Go through the lines below and copy each one that holds the string "JSON".

▸ Recorded data
- - - - -
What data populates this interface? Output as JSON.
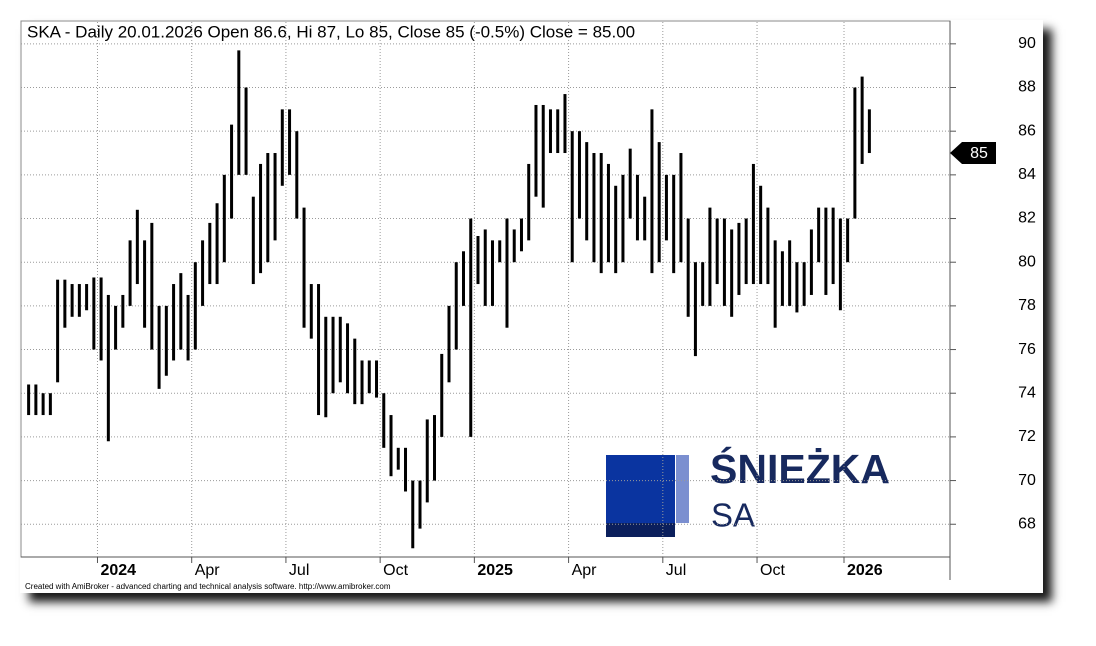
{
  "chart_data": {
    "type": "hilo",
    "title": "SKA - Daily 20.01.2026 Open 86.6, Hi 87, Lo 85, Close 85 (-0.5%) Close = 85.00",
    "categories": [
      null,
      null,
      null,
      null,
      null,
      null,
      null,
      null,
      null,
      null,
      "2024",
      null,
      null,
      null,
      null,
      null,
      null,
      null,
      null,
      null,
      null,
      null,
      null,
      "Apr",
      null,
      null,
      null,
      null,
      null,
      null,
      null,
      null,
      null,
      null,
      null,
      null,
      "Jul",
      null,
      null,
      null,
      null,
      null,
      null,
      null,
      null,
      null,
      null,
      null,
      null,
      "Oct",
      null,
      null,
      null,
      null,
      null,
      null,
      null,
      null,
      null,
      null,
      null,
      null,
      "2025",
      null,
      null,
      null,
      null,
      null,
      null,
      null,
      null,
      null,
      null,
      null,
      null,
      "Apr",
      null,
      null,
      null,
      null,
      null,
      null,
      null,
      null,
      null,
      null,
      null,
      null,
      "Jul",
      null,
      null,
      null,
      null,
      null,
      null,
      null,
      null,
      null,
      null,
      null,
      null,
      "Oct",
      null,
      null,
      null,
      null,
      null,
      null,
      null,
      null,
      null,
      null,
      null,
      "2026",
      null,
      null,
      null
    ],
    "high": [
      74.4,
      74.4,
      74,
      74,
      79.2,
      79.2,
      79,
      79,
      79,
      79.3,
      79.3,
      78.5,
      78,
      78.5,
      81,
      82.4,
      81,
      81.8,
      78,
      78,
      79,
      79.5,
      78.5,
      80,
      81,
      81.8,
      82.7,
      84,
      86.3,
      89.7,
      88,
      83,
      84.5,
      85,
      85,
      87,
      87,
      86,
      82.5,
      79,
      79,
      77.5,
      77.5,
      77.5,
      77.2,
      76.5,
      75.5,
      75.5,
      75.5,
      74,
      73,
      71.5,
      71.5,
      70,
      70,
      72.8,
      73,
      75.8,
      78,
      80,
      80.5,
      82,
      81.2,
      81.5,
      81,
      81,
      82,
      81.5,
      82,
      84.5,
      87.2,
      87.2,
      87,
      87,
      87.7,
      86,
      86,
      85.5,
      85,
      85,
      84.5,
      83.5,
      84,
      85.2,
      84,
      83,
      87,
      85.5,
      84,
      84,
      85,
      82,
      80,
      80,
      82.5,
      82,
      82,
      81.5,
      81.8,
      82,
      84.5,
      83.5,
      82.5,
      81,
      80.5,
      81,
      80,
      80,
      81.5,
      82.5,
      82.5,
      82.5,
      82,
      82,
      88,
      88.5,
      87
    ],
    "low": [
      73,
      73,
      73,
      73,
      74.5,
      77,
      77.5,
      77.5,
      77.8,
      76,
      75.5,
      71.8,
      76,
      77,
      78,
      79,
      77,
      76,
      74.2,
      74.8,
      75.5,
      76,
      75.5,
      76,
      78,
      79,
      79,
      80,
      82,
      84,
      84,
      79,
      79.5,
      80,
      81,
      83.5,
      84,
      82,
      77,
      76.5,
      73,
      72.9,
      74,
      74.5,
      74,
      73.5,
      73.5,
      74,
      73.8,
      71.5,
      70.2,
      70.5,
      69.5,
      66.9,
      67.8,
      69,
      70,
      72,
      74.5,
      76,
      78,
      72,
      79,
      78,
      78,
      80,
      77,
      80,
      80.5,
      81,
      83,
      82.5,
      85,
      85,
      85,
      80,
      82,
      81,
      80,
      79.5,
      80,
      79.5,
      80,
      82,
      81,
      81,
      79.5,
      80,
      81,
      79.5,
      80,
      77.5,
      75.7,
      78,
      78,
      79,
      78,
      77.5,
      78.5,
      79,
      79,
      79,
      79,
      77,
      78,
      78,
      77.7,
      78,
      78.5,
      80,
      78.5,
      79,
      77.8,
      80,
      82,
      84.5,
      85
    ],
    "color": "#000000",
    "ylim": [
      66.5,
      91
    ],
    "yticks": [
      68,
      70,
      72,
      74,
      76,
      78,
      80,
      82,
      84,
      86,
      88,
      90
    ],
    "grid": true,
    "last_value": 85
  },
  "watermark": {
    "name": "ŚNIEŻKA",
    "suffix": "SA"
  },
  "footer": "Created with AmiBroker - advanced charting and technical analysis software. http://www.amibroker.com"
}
- - - - -
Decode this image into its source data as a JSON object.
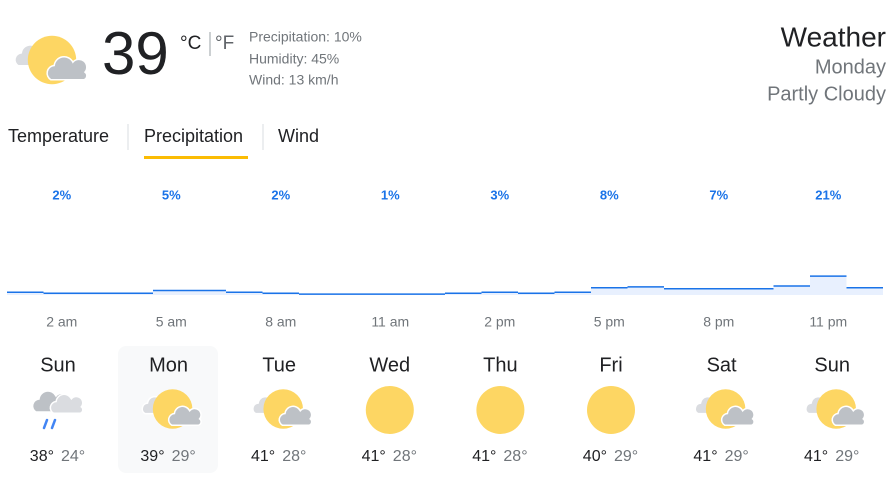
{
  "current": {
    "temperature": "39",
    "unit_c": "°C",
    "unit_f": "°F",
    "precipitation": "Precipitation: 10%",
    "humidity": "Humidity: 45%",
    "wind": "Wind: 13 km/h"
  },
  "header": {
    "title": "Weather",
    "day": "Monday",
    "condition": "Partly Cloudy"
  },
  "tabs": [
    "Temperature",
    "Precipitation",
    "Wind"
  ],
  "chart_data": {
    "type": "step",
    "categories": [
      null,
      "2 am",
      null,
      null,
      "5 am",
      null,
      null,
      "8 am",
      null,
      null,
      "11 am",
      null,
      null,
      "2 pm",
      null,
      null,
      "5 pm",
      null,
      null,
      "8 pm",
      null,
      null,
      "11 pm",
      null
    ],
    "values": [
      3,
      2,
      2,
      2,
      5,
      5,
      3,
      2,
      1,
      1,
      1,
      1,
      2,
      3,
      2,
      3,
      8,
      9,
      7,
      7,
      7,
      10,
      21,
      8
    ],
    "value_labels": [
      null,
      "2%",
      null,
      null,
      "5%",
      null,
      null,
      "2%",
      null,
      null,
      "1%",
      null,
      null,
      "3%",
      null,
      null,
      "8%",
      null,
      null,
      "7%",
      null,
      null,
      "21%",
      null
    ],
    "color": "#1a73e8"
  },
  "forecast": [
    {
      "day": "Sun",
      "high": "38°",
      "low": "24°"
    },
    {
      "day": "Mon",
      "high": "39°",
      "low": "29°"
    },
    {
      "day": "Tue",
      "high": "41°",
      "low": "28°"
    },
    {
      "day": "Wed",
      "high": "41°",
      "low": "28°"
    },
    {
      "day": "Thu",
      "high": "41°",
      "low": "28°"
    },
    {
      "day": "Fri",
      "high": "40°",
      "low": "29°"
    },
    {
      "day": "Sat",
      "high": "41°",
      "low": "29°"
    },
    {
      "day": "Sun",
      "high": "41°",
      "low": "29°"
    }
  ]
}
- - - - -
▸ The response
What data populates this interface? Output as JSON.
Decode this image into its source data as a JSON object.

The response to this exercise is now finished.